[Listing]:
--- start ---

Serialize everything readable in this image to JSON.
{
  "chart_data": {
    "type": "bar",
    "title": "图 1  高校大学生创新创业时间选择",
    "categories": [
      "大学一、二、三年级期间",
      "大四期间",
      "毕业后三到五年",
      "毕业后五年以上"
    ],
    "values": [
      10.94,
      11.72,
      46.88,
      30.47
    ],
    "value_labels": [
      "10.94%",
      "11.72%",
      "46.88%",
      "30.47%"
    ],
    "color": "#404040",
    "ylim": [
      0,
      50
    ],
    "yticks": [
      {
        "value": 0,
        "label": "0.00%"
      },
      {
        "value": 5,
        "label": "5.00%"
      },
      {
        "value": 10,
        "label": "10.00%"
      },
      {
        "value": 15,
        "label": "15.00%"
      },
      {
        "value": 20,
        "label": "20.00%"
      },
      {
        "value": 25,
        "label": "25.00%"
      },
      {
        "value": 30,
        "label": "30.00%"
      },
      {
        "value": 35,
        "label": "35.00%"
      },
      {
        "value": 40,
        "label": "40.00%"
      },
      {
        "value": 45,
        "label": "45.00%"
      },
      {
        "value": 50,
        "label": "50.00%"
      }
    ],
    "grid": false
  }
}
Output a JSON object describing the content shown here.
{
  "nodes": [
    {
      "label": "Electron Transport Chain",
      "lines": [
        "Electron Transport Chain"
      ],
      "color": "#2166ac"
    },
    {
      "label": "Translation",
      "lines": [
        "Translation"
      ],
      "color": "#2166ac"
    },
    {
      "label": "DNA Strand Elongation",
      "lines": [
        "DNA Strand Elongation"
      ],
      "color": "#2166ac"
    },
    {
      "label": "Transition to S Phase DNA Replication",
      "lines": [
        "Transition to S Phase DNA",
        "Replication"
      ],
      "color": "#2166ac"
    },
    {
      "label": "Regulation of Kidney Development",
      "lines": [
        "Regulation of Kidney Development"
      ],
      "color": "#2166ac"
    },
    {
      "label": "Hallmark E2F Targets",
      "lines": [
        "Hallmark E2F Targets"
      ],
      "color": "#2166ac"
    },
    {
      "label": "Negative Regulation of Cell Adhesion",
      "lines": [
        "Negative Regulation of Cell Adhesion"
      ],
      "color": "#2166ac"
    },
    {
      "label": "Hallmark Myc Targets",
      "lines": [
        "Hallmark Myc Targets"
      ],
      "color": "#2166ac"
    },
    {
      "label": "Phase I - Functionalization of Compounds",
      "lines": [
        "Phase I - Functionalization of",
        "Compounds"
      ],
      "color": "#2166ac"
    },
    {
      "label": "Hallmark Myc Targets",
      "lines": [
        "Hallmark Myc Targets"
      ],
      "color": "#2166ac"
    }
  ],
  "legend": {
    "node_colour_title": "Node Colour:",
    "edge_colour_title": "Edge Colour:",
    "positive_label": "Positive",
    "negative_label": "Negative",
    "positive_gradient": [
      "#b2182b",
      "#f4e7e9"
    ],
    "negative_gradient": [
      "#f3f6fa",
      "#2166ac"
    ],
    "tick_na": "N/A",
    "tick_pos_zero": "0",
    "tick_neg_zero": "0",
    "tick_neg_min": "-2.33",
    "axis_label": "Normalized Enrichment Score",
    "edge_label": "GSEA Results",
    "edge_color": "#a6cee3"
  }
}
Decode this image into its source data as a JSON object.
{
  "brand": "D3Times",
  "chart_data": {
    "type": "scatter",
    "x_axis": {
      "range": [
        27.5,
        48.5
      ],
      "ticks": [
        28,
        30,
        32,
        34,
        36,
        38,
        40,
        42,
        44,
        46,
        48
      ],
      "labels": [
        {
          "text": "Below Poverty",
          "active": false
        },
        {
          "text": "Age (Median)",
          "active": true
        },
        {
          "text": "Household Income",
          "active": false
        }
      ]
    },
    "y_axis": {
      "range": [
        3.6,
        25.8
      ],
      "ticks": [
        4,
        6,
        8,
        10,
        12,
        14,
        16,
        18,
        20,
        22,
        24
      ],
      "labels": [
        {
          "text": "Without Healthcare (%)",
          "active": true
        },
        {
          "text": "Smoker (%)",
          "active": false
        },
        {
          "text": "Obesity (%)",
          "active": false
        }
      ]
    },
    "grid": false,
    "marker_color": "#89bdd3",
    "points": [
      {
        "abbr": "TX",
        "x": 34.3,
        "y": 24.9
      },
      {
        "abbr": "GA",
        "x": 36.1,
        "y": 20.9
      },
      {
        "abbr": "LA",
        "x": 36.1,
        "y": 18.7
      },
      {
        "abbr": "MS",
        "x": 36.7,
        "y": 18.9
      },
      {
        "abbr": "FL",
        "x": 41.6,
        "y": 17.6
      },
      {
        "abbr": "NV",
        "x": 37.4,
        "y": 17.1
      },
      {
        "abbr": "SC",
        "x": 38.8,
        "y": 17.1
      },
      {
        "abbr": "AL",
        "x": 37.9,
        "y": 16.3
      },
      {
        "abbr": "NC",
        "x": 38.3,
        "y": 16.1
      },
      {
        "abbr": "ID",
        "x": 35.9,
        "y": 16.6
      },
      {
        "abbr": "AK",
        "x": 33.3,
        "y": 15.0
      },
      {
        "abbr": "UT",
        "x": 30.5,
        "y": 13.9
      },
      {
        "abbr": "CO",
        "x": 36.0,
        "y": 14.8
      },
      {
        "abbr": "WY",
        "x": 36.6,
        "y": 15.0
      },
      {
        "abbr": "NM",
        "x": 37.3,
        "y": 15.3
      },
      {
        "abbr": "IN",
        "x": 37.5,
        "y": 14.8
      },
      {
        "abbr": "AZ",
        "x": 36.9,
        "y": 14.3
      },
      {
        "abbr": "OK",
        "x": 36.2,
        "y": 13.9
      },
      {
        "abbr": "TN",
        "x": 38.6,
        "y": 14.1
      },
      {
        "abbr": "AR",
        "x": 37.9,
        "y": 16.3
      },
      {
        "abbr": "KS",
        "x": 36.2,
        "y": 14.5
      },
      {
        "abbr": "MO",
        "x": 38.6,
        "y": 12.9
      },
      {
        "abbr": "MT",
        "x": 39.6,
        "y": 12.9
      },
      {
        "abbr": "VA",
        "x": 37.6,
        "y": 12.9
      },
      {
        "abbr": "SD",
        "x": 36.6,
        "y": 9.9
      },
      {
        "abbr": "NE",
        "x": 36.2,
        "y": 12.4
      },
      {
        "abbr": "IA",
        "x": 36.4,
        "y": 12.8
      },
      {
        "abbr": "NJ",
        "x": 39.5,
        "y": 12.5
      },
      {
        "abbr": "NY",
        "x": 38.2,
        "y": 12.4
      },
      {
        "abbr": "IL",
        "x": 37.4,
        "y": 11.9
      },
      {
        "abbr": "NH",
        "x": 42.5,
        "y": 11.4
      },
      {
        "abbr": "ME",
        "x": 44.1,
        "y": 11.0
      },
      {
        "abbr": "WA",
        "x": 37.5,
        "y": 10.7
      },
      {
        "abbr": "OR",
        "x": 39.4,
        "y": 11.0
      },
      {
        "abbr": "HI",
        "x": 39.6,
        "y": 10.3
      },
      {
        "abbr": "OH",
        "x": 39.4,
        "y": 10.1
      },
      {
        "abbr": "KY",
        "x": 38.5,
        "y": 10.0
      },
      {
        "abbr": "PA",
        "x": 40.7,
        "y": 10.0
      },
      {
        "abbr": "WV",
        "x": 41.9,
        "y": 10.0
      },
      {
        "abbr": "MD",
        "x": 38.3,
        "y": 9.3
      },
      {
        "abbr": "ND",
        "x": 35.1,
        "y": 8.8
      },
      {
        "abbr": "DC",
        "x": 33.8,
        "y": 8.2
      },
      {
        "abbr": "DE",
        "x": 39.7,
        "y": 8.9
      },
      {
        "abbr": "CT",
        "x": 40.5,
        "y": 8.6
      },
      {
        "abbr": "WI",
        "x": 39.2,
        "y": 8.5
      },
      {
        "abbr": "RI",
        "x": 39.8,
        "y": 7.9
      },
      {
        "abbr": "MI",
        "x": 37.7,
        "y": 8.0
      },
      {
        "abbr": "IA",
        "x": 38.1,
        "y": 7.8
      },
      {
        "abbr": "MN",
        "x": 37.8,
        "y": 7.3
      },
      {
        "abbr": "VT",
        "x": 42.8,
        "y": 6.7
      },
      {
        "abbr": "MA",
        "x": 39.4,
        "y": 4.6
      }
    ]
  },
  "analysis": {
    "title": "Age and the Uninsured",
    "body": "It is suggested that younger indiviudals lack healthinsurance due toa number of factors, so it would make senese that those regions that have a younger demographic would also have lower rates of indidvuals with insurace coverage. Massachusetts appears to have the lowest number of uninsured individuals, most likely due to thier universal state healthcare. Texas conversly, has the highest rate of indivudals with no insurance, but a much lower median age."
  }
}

--- end ---

[Set exercise]: Go through the records above, find every line with the word "object", and list those lines.

[Result of this exercise]:
Output a JSON object describing the content shown here.
Decode this image into its source data as a JSON object.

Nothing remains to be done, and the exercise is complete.